### Aufgabe 1
Gib im Zeitungsartikel den Absatz, der mit „Schon im kommenden Sommer“ beginnt, in kürzerer Form wieder. Seine wichtigsten Fakten sollen erhalten bleiben.

### Vorliegender Auszug

——

Löws kniffliger Weg zur neuen Titelreife

Sportredakteur
Hamburg (dpa) - Ganz alleine spazierte Joachim Löw im Hamburger Nieselregen über den Rasen des Millerntor-Stadions und wartete ungeduldig auf seine Spieler. Der wieder gesunde Bundestrainer konnte es am Dienstagvormittag kaum erwarten, nach seiner Zwangspause im Juni endlich wieder ein Training der DFB-Auswahl aktiv zu leiten und mit der Vorbereitung auf das wegweisende Qualifikations-Topspiel gegen die Niederlande den Countdown zur EM 2020 zu starten.

Schon im kommenden Sommer will Torwart Manuel Neuer nach dem WM-Crash 2018 und dem von Löw erst mit Verzögerung vollzogenen Radikalumbruch wieder eine titelreife DFB-Elf als Kapitän anführen. „Wir stehen im Moment gut da, dafür dass wir uns diese Mannschaft aufgebaut haben“, verkündete Neuer nach dem Training. Man werde bei der EM-Endrunde in zwölf Ländern „versuchen, den bestmöglichen Erfolg anzustreben“.

Das hieße im Erfolgsfall, nach 1972, 1980 und 1996 zum vierten Mal Europameister zu werden. „Der EM-Titel ist für uns alle ein großer Traum“, sagte Neuer, der damit auch persönlich seine DFB-Karriere sechs Jahre nach dem WM-Triumph 2014 krönen könnte - und vollenden? „Ich denke nicht über den Sommer hinaus“, sagte der 33-Jährige und wich damit einer klaren Antwort auf die Frage nach seiner persönlichen DFB-Planung über das Turnier 2020 hinaus aus.

——

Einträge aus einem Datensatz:

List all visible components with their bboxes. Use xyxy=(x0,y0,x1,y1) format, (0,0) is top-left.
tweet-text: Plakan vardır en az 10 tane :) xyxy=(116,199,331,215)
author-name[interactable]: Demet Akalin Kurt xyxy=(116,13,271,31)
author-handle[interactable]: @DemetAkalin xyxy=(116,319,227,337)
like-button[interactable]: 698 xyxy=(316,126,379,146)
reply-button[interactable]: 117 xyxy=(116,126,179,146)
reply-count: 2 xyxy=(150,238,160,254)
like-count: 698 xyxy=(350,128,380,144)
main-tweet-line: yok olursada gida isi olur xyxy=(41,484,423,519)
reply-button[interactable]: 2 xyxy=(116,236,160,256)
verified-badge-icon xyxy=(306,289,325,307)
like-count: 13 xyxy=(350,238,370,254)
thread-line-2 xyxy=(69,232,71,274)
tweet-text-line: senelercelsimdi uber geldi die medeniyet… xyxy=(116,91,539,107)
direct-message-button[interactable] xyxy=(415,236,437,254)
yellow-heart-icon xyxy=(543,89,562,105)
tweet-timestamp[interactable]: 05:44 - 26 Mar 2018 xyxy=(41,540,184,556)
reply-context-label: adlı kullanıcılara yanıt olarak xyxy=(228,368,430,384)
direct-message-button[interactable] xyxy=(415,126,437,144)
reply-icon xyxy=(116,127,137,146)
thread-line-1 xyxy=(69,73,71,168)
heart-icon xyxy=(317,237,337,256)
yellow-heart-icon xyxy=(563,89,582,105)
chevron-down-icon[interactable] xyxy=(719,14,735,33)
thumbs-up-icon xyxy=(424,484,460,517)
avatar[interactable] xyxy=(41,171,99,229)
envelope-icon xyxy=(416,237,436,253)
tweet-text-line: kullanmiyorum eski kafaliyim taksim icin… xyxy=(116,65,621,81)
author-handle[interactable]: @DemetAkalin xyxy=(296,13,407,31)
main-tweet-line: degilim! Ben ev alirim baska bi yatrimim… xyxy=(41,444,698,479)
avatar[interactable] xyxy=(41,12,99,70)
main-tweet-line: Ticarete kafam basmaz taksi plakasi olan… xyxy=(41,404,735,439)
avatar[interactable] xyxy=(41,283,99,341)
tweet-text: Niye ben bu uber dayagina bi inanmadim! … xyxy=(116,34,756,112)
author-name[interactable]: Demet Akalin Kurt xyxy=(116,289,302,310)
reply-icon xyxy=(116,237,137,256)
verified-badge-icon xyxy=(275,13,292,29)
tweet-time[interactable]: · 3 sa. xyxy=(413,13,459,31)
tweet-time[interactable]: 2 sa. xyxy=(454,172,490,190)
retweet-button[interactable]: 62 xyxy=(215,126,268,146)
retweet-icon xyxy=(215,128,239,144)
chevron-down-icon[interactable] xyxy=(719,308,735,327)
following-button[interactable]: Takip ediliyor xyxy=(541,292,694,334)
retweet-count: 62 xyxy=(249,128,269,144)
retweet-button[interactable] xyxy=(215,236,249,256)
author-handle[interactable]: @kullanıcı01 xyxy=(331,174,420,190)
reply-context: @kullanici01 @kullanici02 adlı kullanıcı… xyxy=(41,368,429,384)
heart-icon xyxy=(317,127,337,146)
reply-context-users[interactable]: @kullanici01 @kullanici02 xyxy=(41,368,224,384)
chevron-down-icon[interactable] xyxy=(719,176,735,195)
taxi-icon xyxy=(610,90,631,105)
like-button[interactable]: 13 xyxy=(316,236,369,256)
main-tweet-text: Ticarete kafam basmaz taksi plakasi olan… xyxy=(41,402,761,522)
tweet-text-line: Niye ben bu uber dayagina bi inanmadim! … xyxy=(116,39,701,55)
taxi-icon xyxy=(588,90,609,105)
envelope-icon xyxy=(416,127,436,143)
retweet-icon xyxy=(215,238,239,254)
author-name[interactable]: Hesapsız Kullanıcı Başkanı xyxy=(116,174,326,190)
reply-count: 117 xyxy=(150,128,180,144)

——

### Aufgabe 2
Schreibe die Einträge vom ersten bis einschließlich zur Zeile mit „author-handle[interactable]: @DemetAkalin xyxy=(116,319,227,337)“ wortgetreu ab.

### Endgültige Antwort 1
Nach dem WM-Crash 2018 und Löws verspätetem Radikalumbruch will Torwart Manuel Neuer im kommenden Sommer als Kapitän wieder eine titelreife DFB-Elf anführen. Nach dem Training sagte er, die aufgebaute Mannschaft stehe im Moment gut da. Bei der EM-Endrunde in zwölf Ländern wolle man den bestmöglichen Erfolg anstreben.

### Endgültige Antwort 2
List all visible components with their bboxes. Use xyxy=(x0,y0,x1,y1) format, (0,0) is top-left.
tweet-text: Plakan vardır en az 10 tane :) xyxy=(116,199,331,215)
author-name[interactable]: Demet Akalin Kurt xyxy=(116,13,271,31)
author-handle[interactable]: @DemetAkalin xyxy=(116,319,227,337)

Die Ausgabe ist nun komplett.